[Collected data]
-- Start --

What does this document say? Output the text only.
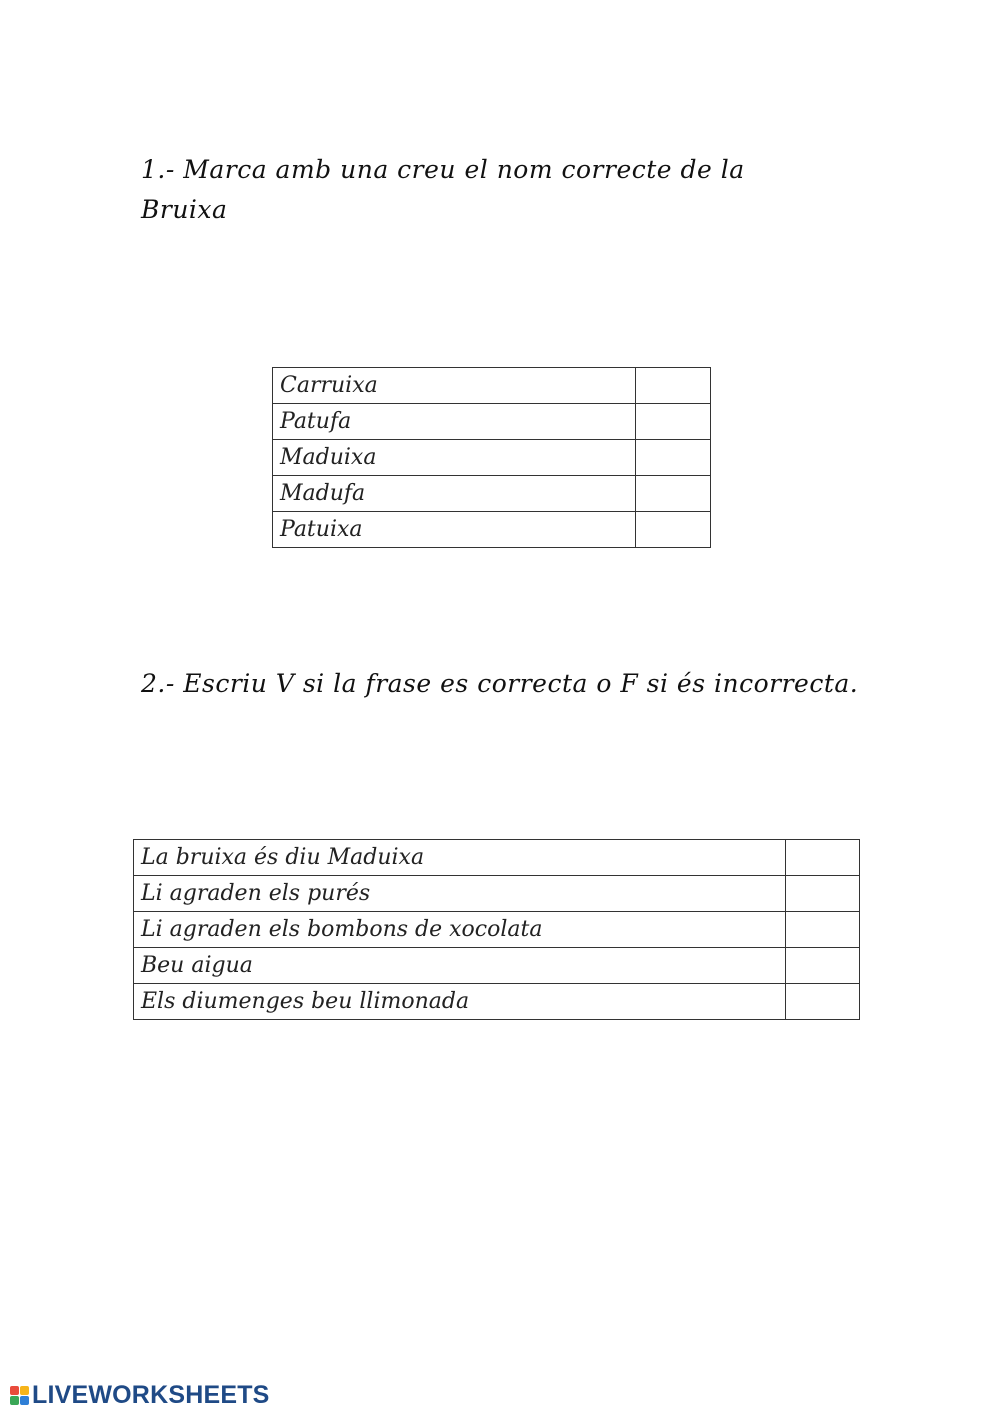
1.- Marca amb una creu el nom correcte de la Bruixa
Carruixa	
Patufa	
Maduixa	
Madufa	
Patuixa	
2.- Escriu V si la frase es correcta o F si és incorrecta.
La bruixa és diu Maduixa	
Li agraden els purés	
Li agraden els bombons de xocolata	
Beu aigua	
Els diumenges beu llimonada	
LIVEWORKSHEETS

-- End --

§ **TO DO**:
Copy each line of the listing that includes "agraden".

§ **FINISHED EXERCISE**:
Li agraden els purés	
Li agraden els bombons de xocolata	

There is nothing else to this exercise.